Your task: For the listing below, give the count of lines containing "Studio", and no other text.

Dataset rows:
__________

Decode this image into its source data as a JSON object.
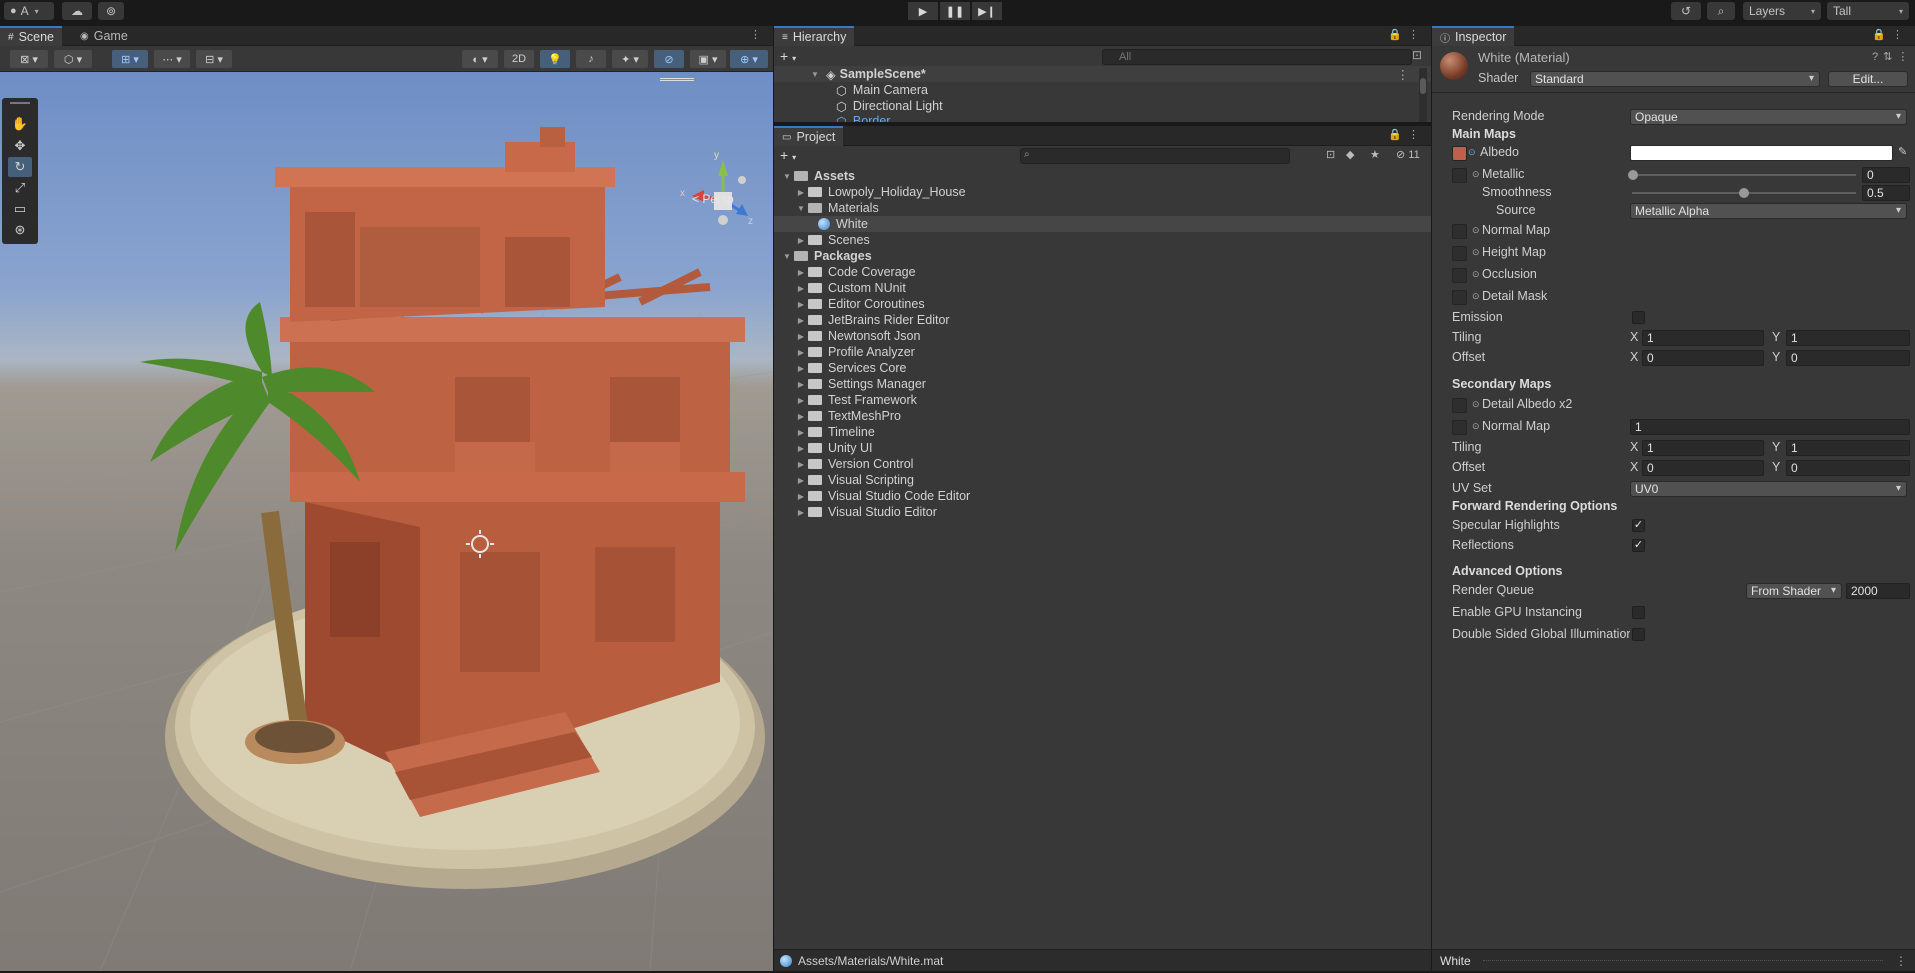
{
  "toolbar": {
    "account_label": "A",
    "layers_label": "Layers",
    "layout_label": "Tall"
  },
  "scene": {
    "tabs": [
      "Scene",
      "Game"
    ],
    "mode_2d": "2D",
    "persp_label": "< Persp",
    "axis_x": "x",
    "axis_y": "y",
    "axis_z": "z"
  },
  "hierarchy": {
    "tab": "Hierarchy",
    "search_placeholder": "All",
    "scene_name": "SampleScene*",
    "items": [
      "Main Camera",
      "Directional Light",
      "Border"
    ]
  },
  "project": {
    "tab": "Project",
    "hidden_count": "11",
    "root_assets": "Assets",
    "assets": [
      "Lowpoly_Holiday_House",
      "Materials",
      "White",
      "Scenes"
    ],
    "root_packages": "Packages",
    "packages": [
      "Code Coverage",
      "Custom NUnit",
      "Editor Coroutines",
      "JetBrains Rider Editor",
      "Newtonsoft Json",
      "Profile Analyzer",
      "Services Core",
      "Settings Manager",
      "Test Framework",
      "TextMeshPro",
      "Timeline",
      "Unity UI",
      "Version Control",
      "Visual Scripting",
      "Visual Studio Code Editor",
      "Visual Studio Editor"
    ],
    "status_path": "Assets/Materials/White.mat"
  },
  "inspector": {
    "tab": "Inspector",
    "title": "White (Material)",
    "shader_label": "Shader",
    "shader_value": "Standard",
    "edit_label": "Edit...",
    "rendering_mode_label": "Rendering Mode",
    "rendering_mode_value": "Opaque",
    "main_maps": "Main Maps",
    "albedo": "Albedo",
    "metallic": "Metallic",
    "metallic_value": "0",
    "smoothness": "Smoothness",
    "smoothness_value": "0.5",
    "source": "Source",
    "source_value": "Metallic Alpha",
    "normal_map": "Normal Map",
    "height_map": "Height Map",
    "occlusion": "Occlusion",
    "detail_mask": "Detail Mask",
    "emission": "Emission",
    "tiling": "Tiling",
    "offset": "Offset",
    "x": "X",
    "y": "Y",
    "tiling_x": "1",
    "tiling_y": "1",
    "offset_x": "0",
    "offset_y": "0",
    "secondary_maps": "Secondary Maps",
    "detail_albedo": "Detail Albedo x2",
    "normal_map2": "Normal Map",
    "normal_map2_value": "1",
    "tiling2_x": "1",
    "tiling2_y": "1",
    "offset2_x": "0",
    "offset2_y": "0",
    "uv_set": "UV Set",
    "uv_set_value": "UV0",
    "forward_rendering": "Forward Rendering Options",
    "specular_highlights": "Specular Highlights",
    "reflections": "Reflections",
    "advanced_options": "Advanced Options",
    "render_queue": "Render Queue",
    "render_queue_mode": "From Shader",
    "render_queue_value": "2000",
    "gpu_instancing": "Enable GPU Instancing",
    "double_sided_gi": "Double Sided Global Illumination",
    "bottom_label": "White"
  },
  "colors": {
    "albedo_swatch": "#c0604a",
    "accent": "#3a79bb"
  }
}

__________

Completed exercise: 2